_WORK INSTRUCTIONS_
Show all lines of the listing that hold the word "安全生产法".

______

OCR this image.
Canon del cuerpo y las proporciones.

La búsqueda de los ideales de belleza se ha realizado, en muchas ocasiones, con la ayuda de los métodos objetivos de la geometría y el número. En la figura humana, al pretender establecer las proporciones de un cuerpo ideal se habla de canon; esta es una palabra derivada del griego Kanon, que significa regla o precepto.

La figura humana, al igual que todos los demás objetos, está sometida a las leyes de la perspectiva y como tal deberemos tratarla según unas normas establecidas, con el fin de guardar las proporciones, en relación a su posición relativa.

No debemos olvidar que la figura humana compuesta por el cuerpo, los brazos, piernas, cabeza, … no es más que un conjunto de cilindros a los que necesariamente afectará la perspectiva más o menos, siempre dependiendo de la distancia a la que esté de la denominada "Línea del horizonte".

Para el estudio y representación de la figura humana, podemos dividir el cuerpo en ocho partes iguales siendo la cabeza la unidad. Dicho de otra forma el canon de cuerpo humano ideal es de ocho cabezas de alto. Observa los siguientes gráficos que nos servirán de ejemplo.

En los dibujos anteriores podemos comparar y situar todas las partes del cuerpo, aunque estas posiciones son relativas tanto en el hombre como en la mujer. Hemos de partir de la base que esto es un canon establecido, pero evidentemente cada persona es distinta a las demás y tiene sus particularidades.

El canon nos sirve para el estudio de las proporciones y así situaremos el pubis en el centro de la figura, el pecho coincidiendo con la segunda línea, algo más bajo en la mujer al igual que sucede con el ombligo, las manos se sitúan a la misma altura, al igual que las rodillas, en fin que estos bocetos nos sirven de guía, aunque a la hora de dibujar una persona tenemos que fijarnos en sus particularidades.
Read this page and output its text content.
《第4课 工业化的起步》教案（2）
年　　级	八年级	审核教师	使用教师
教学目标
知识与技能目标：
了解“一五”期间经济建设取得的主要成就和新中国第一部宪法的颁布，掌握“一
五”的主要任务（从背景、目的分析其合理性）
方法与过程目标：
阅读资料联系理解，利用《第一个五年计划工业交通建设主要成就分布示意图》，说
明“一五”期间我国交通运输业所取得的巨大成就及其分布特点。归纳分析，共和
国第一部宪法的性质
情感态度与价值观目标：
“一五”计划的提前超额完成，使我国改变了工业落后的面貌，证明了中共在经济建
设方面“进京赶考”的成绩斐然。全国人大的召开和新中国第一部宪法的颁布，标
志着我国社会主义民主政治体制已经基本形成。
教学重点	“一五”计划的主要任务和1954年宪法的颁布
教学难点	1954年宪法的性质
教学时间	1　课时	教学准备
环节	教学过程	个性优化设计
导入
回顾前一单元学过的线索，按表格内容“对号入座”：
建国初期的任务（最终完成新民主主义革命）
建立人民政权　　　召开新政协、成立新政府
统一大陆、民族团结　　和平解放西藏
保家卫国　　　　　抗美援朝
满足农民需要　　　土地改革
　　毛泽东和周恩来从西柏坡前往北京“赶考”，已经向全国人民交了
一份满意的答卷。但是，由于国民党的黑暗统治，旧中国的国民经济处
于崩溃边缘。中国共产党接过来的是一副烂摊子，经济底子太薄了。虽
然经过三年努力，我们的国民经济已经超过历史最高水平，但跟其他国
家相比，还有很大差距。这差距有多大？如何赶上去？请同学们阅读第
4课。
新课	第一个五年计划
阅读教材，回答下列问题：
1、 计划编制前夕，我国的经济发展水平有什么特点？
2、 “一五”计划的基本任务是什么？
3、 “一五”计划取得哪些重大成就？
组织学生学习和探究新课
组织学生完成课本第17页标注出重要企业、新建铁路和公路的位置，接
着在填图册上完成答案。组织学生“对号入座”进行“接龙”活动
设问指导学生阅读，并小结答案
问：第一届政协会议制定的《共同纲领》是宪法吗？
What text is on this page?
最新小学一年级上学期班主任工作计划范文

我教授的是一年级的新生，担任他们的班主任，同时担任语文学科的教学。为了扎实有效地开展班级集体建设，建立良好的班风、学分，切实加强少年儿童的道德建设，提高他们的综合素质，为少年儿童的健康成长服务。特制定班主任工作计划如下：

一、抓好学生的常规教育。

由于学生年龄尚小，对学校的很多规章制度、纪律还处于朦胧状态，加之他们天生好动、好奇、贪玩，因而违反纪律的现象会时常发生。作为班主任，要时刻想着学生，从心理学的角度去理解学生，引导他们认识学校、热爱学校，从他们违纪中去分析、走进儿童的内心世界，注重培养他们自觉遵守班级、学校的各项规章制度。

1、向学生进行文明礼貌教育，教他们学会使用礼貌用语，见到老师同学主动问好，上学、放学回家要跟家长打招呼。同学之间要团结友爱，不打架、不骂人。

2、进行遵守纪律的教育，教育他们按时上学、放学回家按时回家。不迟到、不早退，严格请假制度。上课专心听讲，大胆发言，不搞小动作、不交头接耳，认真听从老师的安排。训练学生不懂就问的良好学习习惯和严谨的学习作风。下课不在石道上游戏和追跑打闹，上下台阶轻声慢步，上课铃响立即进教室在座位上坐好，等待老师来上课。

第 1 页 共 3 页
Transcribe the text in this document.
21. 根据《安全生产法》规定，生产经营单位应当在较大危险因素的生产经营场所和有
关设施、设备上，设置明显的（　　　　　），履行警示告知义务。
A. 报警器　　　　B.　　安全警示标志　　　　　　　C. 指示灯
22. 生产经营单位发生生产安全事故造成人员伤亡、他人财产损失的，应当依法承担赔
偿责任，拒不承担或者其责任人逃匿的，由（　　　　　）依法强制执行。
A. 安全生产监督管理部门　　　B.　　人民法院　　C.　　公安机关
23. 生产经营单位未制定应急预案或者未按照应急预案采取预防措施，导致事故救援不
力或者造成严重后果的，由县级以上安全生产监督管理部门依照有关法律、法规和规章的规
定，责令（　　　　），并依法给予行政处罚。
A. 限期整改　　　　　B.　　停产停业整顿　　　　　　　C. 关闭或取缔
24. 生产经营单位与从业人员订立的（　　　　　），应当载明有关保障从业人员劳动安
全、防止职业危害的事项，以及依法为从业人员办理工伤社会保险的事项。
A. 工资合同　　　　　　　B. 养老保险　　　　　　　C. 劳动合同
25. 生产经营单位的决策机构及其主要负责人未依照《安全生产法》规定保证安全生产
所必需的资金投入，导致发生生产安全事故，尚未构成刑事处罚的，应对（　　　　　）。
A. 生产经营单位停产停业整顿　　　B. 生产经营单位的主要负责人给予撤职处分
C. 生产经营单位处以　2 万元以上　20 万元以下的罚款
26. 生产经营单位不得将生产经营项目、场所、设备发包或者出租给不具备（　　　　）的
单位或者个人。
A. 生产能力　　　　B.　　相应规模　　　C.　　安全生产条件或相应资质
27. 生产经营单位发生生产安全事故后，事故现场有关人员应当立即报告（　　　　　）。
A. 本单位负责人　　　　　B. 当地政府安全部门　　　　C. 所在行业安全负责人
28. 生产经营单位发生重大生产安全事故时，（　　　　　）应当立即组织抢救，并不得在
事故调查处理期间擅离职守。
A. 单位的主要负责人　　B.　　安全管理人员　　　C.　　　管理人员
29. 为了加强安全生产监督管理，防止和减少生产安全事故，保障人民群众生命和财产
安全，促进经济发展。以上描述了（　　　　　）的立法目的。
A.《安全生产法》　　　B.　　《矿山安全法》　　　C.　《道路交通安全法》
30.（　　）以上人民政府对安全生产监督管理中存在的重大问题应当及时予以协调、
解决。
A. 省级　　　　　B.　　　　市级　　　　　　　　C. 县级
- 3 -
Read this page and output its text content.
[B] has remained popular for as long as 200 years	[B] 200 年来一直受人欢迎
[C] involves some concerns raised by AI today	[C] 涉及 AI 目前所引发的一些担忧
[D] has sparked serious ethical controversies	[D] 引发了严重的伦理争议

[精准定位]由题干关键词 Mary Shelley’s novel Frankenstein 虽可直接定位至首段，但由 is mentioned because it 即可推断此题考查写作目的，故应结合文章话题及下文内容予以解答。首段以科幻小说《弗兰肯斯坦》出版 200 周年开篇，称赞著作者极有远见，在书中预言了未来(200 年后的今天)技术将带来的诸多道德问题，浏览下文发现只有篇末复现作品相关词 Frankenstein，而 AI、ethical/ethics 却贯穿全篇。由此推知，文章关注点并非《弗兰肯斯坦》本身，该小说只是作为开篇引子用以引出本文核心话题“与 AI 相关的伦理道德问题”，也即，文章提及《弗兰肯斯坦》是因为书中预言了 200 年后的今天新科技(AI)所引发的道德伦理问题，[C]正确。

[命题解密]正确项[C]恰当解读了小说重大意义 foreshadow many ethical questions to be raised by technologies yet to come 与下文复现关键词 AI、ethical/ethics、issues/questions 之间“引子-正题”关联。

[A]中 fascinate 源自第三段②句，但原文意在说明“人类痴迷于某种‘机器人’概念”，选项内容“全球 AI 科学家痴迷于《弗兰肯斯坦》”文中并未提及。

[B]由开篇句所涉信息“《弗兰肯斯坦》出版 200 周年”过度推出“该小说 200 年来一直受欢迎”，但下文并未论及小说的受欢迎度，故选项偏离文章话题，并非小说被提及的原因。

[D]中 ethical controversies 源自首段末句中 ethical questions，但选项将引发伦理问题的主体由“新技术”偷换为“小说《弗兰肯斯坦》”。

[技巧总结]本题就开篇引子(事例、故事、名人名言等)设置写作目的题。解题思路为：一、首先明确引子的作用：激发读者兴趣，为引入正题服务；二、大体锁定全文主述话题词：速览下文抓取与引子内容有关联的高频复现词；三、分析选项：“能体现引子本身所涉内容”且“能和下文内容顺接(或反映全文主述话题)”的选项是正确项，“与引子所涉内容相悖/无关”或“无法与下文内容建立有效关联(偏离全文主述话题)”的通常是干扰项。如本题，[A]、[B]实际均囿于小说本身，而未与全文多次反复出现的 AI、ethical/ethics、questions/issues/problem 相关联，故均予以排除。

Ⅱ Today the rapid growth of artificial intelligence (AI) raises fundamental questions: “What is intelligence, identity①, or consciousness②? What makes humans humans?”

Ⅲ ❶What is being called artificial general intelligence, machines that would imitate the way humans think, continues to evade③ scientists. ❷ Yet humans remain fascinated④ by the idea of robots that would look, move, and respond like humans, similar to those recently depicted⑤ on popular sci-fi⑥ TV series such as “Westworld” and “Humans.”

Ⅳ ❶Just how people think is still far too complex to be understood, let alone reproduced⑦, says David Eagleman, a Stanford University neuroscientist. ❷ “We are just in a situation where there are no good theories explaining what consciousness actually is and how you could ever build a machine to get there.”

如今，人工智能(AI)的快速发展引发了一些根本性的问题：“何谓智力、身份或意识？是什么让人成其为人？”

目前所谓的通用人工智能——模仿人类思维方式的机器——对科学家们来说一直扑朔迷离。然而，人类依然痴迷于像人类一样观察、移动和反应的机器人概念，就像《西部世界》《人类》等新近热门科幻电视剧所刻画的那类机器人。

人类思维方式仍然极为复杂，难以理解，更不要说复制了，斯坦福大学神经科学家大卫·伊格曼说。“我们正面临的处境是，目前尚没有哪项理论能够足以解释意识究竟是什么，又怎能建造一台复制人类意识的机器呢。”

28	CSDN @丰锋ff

______

_ANSWER IN FULL_
21. 根据《安全生产法》规定，生产经营单位应当在较大危险因素的生产经营场所和有
25. 生产经营单位的决策机构及其主要负责人未依照《安全生产法》规定保证安全生产
A.《安全生产法》　　　B.　　《矿山安全法》　　　C.　《道路交通安全法》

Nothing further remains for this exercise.